[Items from a data source]

==============================

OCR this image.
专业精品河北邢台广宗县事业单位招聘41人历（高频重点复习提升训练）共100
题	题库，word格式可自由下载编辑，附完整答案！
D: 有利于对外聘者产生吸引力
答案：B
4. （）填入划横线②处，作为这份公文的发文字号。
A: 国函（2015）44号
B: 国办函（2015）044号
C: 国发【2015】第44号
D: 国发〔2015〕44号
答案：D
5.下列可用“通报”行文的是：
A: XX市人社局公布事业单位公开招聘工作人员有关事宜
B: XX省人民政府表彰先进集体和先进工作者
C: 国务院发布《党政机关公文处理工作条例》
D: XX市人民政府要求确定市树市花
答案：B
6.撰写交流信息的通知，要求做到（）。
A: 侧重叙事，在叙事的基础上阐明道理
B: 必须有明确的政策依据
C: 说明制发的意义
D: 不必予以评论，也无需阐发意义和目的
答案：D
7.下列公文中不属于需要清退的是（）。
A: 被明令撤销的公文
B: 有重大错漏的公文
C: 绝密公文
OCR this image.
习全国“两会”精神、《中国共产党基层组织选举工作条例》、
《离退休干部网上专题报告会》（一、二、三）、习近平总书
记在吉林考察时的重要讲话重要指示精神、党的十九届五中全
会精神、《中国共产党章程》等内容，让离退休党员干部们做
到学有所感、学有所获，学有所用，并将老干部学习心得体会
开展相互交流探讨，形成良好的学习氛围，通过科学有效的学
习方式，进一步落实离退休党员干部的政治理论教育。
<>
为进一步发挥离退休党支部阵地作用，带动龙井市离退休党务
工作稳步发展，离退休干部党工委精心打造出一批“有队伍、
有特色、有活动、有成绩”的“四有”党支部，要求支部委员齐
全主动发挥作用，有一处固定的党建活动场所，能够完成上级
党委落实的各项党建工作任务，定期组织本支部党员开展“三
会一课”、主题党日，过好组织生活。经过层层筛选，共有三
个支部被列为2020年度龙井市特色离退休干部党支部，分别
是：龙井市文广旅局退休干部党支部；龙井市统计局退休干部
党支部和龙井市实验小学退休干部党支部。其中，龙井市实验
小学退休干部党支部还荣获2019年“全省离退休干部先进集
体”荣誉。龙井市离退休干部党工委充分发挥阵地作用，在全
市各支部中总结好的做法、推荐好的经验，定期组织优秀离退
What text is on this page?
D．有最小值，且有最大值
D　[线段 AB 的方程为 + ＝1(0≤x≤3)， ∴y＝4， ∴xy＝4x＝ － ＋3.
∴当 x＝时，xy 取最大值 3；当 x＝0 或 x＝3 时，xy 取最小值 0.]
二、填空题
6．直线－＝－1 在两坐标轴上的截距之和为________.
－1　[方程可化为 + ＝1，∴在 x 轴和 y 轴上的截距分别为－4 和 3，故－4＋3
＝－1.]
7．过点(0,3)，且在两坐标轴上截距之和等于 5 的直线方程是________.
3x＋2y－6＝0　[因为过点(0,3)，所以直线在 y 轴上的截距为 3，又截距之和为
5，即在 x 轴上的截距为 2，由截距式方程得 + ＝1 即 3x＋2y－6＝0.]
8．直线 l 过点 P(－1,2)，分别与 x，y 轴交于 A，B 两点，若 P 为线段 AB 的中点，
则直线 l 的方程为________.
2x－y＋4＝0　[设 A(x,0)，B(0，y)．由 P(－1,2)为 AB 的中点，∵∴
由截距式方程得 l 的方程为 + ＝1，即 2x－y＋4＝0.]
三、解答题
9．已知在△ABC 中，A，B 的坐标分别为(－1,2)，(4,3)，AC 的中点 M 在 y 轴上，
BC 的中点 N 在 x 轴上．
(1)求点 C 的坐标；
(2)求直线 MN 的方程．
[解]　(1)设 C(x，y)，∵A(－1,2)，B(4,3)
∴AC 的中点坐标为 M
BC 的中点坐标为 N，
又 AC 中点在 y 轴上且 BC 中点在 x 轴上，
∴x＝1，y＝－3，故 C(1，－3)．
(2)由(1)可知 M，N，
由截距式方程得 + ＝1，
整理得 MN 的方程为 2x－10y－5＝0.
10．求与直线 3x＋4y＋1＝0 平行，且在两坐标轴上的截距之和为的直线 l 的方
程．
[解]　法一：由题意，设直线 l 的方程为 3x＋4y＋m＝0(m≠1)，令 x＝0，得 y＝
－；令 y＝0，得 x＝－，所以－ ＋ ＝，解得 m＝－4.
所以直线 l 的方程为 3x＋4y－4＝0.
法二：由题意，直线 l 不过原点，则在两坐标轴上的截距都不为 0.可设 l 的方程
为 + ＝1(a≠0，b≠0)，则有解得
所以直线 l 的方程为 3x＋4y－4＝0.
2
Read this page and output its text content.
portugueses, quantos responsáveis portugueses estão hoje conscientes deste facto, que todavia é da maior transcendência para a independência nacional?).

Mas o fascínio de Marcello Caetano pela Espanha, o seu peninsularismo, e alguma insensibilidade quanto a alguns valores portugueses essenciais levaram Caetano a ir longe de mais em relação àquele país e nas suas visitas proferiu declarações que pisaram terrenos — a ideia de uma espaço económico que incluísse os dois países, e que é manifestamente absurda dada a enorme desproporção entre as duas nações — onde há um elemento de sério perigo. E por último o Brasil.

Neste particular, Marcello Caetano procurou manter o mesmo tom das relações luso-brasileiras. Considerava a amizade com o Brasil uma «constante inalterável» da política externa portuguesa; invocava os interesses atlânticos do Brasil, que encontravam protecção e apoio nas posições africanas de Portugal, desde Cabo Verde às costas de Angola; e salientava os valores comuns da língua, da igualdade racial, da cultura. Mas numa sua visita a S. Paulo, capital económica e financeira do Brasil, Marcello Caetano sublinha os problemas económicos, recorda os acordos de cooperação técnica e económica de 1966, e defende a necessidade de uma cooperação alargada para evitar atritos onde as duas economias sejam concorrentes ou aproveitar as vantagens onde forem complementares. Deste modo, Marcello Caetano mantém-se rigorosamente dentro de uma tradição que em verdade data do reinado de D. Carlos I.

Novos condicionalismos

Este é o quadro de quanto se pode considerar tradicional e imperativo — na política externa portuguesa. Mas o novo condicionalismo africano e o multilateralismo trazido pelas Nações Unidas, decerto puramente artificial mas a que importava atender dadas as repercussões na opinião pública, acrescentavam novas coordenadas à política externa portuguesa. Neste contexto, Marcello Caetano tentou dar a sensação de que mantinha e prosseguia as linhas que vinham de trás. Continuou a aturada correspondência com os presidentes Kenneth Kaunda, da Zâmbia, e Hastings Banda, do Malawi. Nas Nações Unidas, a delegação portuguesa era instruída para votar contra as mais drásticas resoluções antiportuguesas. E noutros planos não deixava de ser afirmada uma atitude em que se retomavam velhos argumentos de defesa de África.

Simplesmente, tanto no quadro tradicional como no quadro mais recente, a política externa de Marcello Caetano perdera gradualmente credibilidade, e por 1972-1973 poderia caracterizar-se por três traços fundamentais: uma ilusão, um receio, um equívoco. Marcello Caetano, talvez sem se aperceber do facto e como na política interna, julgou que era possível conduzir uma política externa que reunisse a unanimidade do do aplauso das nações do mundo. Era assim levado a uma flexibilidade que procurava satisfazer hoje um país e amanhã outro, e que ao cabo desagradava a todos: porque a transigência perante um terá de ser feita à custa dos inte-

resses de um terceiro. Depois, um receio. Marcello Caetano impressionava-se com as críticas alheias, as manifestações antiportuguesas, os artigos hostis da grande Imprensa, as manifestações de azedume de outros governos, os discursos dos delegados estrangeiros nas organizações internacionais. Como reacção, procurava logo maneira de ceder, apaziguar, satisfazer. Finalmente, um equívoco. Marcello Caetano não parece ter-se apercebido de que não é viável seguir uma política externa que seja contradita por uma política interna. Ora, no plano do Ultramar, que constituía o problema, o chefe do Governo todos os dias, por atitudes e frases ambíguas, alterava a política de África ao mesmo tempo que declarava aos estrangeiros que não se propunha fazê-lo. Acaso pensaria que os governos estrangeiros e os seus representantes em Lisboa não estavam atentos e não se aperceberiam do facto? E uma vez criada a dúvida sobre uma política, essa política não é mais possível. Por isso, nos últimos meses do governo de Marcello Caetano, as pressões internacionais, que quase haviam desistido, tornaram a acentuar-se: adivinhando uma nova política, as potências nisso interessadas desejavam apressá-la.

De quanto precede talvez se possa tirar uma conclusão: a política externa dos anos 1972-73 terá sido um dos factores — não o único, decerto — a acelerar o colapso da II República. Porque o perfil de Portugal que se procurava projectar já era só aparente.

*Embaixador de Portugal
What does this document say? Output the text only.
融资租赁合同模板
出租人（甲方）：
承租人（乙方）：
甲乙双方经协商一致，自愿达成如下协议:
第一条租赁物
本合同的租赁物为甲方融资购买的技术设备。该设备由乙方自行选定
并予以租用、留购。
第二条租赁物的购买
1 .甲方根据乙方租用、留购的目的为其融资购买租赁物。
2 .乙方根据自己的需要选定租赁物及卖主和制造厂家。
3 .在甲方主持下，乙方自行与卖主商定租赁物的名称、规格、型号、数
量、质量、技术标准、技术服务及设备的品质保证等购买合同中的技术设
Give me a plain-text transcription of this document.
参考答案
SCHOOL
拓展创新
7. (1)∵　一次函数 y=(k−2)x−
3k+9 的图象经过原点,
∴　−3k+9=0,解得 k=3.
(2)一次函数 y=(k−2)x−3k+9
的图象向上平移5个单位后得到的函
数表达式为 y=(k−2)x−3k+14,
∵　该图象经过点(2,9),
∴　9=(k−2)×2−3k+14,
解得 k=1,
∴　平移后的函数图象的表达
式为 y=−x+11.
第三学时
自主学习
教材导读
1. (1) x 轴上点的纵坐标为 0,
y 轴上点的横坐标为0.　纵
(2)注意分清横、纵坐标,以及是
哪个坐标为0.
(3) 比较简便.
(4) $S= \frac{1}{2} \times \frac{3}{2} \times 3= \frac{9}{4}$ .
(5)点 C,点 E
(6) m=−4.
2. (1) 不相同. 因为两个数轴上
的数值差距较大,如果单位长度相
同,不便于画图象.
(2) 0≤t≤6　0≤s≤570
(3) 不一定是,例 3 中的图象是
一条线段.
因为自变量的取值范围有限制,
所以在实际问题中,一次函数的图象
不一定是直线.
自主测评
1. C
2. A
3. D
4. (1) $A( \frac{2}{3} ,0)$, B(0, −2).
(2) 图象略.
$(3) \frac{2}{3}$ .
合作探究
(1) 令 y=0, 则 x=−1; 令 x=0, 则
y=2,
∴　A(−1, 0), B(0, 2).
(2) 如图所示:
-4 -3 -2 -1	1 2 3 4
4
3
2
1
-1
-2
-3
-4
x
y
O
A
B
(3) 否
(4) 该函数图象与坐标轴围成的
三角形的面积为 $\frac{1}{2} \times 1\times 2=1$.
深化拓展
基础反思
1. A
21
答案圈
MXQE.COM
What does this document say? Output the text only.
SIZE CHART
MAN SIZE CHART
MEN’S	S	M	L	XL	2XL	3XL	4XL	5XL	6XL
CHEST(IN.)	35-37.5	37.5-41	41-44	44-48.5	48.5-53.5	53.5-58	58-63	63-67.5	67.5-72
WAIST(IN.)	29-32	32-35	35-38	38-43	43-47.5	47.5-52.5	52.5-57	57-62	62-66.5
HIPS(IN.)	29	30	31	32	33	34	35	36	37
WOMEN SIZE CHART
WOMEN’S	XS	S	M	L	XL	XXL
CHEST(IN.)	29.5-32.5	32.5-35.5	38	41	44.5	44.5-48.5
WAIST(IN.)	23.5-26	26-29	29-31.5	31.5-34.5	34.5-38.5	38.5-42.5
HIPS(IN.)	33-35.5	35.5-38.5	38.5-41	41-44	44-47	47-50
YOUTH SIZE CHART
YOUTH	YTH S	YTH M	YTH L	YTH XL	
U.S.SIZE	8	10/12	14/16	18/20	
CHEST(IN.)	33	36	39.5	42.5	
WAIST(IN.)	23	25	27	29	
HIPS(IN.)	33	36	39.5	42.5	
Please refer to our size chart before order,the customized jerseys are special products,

==============================

▸ WRITTEN TASK:
Would you quote, exactly and only, the lines from the one containing "Give me a plain-text" to the end of the entries?

▸ RIGHT ANSWER:
Give me a plain-text transcription of this document.
参考答案
SCHOOL
拓展创新
7. (1)∵　一次函数 y=(k−2)x−
3k+9 的图象经过原点,
∴　−3k+9=0,解得 k=3.
(2)一次函数 y=(k−2)x−3k+9
的图象向上平移5个单位后得到的函
数表达式为 y=(k−2)x−3k+14,
∵　该图象经过点(2,9),
∴　9=(k−2)×2−3k+14,
解得 k=1,
∴　平移后的函数图象的表达
式为 y=−x+11.
第三学时
自主学习
教材导读
1. (1) x 轴上点的纵坐标为 0,
y 轴上点的横坐标为0.　纵
(2)注意分清横、纵坐标,以及是
哪个坐标为0.
(3) 比较简便.
(4) $S= \frac{1}{2} \times \frac{3}{2} \times 3= \frac{9}{4}$ .
(5)点 C,点 E
(6) m=−4.
2. (1) 不相同. 因为两个数轴上
的数值差距较大,如果单位长度相
同,不便于画图象.
(2) 0≤t≤6　0≤s≤570
(3) 不一定是,例 3 中的图象是
一条线段.
因为自变量的取值范围有限制,
所以在实际问题中,一次函数的图象
不一定是直线.
自主测评
1. C
2. A
3. D
4. (1) $A( \frac{2}{3} ,0)$, B(0, −2).
(2) 图象略.
$(3) \frac{2}{3}$ .
合作探究
(1) 令 y=0, 则 x=−1; 令 x=0, 则
y=2,
∴　A(−1, 0), B(0, 2).
(2) 如图所示:
-4 -3 -2 -1	1 2 3 4
4
3
2
1
-1
-2
-3
-4
x
y
O
A
B
(3) 否
(4) 该函数图象与坐标轴围成的
三角形的面积为 $\frac{1}{2} \times 1\times 2=1$.
深化拓展
基础反思
1. A
21
答案圈
MXQE.COM
What does this document say? Output the text only.
SIZE CHART
MAN SIZE CHART
MEN’S	S	M	L	XL	2XL	3XL	4XL	5XL	6XL
CHEST(IN.)	35-37.5	37.5-41	41-44	44-48.5	48.5-53.5	53.5-58	58-63	63-67.5	67.5-72
WAIST(IN.)	29-32	32-35	35-38	38-43	43-47.5	47.5-52.5	52.5-57	57-62	62-66.5
HIPS(IN.)	29	30	31	32	33	34	35	36	37
WOMEN SIZE CHART
WOMEN’S	XS	S	M	L	XL	XXL
CHEST(IN.)	29.5-32.5	32.5-35.5	38	41	44.5	44.5-48.5
WAIST(IN.)	23.5-26	26-29	29-31.5	31.5-34.5	34.5-38.5	38.5-42.5
HIPS(IN.)	33-35.5	35.5-38.5	38.5-41	41-44	44-47	47-50
YOUTH SIZE CHART
YOUTH	YTH S	YTH M	YTH L	YTH XL	
U.S.SIZE	8	10/12	14/16	18/20	
CHEST(IN.)	33	36	39.5	42.5	
WAIST(IN.)	23	25	27	29	
HIPS(IN.)	33	36	39.5	42.5	
Please refer to our size chart before order,the customized jerseys are special products,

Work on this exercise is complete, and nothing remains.